In the records that follow, locate every line with "Blue" and extract it.

* BEGIN Extracted material *

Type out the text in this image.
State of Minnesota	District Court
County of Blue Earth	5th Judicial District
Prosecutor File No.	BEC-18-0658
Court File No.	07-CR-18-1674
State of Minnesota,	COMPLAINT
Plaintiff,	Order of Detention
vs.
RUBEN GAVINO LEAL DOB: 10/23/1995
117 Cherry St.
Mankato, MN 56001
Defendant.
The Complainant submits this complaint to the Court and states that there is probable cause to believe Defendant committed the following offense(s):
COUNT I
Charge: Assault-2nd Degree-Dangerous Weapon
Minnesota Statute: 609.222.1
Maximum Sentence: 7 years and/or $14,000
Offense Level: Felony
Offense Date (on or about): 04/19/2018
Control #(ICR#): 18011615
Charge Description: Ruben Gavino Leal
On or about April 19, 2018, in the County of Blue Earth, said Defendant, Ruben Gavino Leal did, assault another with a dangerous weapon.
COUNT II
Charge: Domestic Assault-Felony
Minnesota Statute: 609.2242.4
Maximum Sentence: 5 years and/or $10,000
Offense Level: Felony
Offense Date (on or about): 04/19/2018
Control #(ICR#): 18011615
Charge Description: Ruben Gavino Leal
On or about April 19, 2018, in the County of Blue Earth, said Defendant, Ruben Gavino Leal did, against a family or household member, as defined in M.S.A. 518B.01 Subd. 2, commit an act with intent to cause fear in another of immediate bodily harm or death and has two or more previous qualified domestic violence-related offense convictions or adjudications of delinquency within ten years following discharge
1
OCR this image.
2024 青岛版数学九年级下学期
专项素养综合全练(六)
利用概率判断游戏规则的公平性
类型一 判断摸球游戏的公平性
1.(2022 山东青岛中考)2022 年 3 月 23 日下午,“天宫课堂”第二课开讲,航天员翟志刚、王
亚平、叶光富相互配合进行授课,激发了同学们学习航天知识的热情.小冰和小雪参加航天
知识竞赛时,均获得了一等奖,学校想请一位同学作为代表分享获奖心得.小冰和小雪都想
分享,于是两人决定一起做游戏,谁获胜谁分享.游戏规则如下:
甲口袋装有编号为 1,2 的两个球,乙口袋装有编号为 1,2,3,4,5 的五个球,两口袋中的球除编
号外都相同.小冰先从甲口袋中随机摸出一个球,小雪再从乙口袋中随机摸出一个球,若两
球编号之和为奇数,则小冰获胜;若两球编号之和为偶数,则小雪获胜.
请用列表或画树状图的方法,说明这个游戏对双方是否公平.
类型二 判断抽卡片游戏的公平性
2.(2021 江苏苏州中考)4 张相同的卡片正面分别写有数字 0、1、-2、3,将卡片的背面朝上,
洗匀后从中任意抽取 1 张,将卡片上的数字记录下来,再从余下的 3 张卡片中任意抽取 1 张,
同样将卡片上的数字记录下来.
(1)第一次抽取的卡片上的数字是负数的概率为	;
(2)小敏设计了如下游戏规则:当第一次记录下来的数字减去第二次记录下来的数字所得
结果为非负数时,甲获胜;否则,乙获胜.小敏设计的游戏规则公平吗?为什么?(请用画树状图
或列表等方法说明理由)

* END Extracted material *
* BEGIN Extracted material *

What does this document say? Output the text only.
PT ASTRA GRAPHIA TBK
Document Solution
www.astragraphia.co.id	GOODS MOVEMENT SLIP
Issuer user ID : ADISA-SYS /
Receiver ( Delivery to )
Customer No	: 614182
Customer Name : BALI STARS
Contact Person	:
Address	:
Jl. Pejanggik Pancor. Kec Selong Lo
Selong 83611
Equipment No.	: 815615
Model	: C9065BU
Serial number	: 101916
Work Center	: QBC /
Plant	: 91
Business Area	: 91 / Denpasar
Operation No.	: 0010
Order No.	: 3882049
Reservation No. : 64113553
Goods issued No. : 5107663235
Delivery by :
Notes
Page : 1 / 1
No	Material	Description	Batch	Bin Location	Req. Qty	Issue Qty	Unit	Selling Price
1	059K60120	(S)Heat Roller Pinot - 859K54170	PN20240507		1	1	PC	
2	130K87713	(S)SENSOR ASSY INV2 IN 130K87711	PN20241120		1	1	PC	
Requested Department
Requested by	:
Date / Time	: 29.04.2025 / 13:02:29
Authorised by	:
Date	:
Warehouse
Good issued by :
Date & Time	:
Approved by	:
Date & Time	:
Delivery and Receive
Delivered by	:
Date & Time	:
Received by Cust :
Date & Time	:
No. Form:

* END Extracted material *

Exercise output:
County of Blue Earth	5th Judicial District
On or about April 19, 2018, in the County of Blue Earth, said Defendant, Ruben Gavino Leal did, assault another with a dangerous weapon.
On or about April 19, 2018, in the County of Blue Earth, said Defendant, Ruben Gavino Leal did, against a family or household member, as defined in M.S.A. 518B.01 Subd. 2, commit an act with intent to cause fear in another of immediate bodily harm or death and has two or more previous qualified domestic violence-related offense convictions or adjudications of delinquency within ten years following discharge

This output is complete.